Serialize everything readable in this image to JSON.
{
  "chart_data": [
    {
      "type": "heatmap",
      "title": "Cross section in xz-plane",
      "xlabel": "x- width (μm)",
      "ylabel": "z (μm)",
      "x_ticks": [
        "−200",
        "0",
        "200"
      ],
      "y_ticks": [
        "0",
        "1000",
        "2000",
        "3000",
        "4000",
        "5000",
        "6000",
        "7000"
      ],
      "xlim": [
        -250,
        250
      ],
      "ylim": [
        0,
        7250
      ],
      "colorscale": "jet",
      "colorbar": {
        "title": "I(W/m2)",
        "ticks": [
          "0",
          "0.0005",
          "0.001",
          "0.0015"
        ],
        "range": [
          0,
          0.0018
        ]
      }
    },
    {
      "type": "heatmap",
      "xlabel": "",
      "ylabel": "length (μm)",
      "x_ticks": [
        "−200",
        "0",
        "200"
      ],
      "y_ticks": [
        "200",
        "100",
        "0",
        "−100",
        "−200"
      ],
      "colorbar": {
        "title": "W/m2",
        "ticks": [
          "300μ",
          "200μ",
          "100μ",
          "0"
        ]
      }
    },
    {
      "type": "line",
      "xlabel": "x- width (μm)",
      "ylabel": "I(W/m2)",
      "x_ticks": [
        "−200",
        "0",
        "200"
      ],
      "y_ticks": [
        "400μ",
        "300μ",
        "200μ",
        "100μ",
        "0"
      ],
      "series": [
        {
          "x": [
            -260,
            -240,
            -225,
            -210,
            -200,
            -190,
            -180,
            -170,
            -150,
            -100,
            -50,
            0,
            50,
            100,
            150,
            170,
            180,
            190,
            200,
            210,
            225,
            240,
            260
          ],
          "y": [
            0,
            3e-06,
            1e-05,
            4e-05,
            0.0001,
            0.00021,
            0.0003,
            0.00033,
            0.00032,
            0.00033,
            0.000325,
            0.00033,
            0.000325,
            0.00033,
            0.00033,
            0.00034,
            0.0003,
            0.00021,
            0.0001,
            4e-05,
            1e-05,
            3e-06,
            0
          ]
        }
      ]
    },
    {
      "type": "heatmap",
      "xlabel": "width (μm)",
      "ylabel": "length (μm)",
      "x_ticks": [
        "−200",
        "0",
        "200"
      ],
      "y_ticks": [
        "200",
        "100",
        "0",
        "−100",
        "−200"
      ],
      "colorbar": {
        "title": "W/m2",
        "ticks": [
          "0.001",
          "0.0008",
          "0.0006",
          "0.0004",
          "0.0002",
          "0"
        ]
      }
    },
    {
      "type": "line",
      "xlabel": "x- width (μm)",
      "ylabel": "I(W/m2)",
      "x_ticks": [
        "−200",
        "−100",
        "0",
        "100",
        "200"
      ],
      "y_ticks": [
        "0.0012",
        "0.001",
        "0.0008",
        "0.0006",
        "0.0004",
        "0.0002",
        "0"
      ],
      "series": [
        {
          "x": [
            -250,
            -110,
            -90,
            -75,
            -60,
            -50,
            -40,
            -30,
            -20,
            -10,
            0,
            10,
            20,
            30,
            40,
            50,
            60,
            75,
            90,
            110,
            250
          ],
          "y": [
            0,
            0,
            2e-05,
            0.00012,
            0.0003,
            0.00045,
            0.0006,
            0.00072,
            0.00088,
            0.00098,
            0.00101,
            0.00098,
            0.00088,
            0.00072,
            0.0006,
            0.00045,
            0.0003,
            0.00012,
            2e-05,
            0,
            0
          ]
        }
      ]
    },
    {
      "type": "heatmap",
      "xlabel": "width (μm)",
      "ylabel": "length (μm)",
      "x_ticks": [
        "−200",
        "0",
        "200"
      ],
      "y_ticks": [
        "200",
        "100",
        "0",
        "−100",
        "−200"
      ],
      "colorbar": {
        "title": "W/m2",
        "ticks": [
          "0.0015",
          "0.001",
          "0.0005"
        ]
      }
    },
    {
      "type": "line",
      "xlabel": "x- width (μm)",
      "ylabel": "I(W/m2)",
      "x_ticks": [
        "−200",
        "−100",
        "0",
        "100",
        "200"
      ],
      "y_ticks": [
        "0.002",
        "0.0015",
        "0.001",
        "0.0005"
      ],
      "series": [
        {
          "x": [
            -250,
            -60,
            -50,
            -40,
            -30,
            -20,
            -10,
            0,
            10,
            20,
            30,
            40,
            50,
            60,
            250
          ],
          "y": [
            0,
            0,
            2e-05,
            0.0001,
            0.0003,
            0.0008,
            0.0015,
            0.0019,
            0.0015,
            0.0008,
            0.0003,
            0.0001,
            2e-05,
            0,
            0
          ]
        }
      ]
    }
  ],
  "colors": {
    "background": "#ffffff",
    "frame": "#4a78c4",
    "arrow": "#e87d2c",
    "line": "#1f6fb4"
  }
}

#### [What you should do]
Copy every record exactly as presented.

#### [Answer in full]
Serialize everything readable in this image to JSON.
{
  "chart_data": [
    {
      "type": "heatmap",
      "title": "Cross section in xz-plane",
      "xlabel": "x- width (μm)",
      "ylabel": "z (μm)",
      "x_ticks": [
        "−200",
        "0",
        "200"
      ],
      "y_ticks": [
        "0",
        "1000",
        "2000",
        "3000",
        "4000",
        "5000",
        "6000",
        "7000"
      ],
      "xlim": [
        -250,
        250
      ],
      "ylim": [
        0,
        7250
      ],
      "colorscale": "jet",
      "colorbar": {
        "title": "I(W/m2)",
        "ticks": [
          "0",
          "0.0005",
          "0.001",
          "0.0015"
        ],
        "range": [
          0,
          0.0018
        ]
      }
    },
    {
      "type": "heatmap",
      "xlabel": "",
      "ylabel": "length (μm)",
      "x_ticks": [
        "−200",
        "0",
        "200"
      ],
      "y_ticks": [
        "200",
        "100",
        "0",
        "−100",
        "−200"
      ],
      "colorbar": {
        "title": "W/m2",
        "ticks": [
          "300μ",
          "200μ",
          "100μ",
          "0"
        ]
      }
    },
    {
      "type": "line",
      "xlabel": "x- width (μm)",
      "ylabel": "I(W/m2)",
      "x_ticks": [
        "−200",
        "0",
        "200"
      ],
      "y_ticks": [
        "400μ",
        "300μ",
        "200μ",
        "100μ",
        "0"
      ],
      "series": [
        {
          "x": [
            -260,
            -240,
            -225,
            -210,
            -200,
            -190,
            -180,
            -170,
            -150,
            -100,
            -50,
            0,
            50,
            100,
            150,
            170,
            180,
            190,
            200,
            210,
            225,
            240,
            260
          ],
          "y": [
            0,
            3e-06,
            1e-05,
            4e-05,
            0.0001,
            0.00021,
            0.0003,
            0.00033,
            0.00032,
            0.00033,
            0.000325,
            0.00033,
            0.000325,
            0.00033,
            0.00033,
            0.00034,
            0.0003,
            0.00021,
            0.0001,
            4e-05,
            1e-05,
            3e-06,
            0
          ]
        }
      ]
    },
    {
      "type": "heatmap",
      "xlabel": "width (μm)",
      "ylabel": "length (μm)",
      "x_ticks": [
        "−200",
        "0",
        "200"
      ],
      "y_ticks": [
        "200",
        "100",
        "0",
        "−100",
        "−200"
      ],
      "colorbar": {
        "title": "W/m2",
        "ticks": [
          "0.001",
          "0.0008",
          "0.0006",
          "0.0004",
          "0.0002",
          "0"
        ]
      }
    },
    {
      "type": "line",
      "xlabel": "x- width (μm)",
      "ylabel": "I(W/m2)",
      "x_ticks": [
        "−200",
        "−100",
        "0",
        "100",
        "200"
      ],
      "y_ticks": [
        "0.0012",
        "0.001",
        "0.0008",
        "0.0006",
        "0.0004",
        "0.0002",
        "0"
      ],
      "series": [
        {
          "x": [
            -250,
            -110,
            -90,
            -75,
            -60,
            -50,
            -40,
            -30,
            -20,
            -10,
            0,
            10,
            20,
            30,
            40,
            50,
            60,
            75,
            90,
            110,
            250
          ],
          "y": [
            0,
            0,
            2e-05,
            0.00012,
            0.0003,
            0.00045,
            0.0006,
            0.00072,
            0.00088,
            0.00098,
            0.00101,
            0.00098,
            0.00088,
            0.00072,
            0.0006,
            0.00045,
            0.0003,
            0.00012,
            2e-05,
            0,
            0
          ]
        }
      ]
    },
    {
      "type": "heatmap",
      "xlabel": "width (μm)",
      "ylabel": "length (μm)",
      "x_ticks": [
        "−200",
        "0",
        "200"
      ],
      "y_ticks": [
        "200",
        "100",
        "0",
        "−100",
        "−200"
      ],
      "colorbar": {
        "title": "W/m2",
        "ticks": [
          "0.0015",
          "0.001",
          "0.0005"
        ]
      }
    },
    {
      "type": "line",
      "xlabel": "x- width (μm)",
      "ylabel": "I(W/m2)",
      "x_ticks": [
        "−200",
        "−100",
        "0",
        "100",
        "200"
      ],
      "y_ticks": [
        "0.002",
        "0.0015",
        "0.001",
        "0.0005"
      ],
      "series": [
        {
          "x": [
            -250,
            -60,
            -50,
            -40,
            -30,
            -20,
            -10,
            0,
            10,
            20,
            30,
            40,
            50,
            60,
            250
          ],
          "y": [
            0,
            0,
            2e-05,
            0.0001,
            0.0003,
            0.0008,
            0.0015,
            0.0019,
            0.0015,
            0.0008,
            0.0003,
            0.0001,
            2e-05,
            0,
            0
          ]
        }
      ]
    }
  ],
  "colors": {
    "background": "#ffffff",
    "frame": "#4a78c4",
    "arrow": "#e87d2c",
    "line": "#1f6fb4"
  }
}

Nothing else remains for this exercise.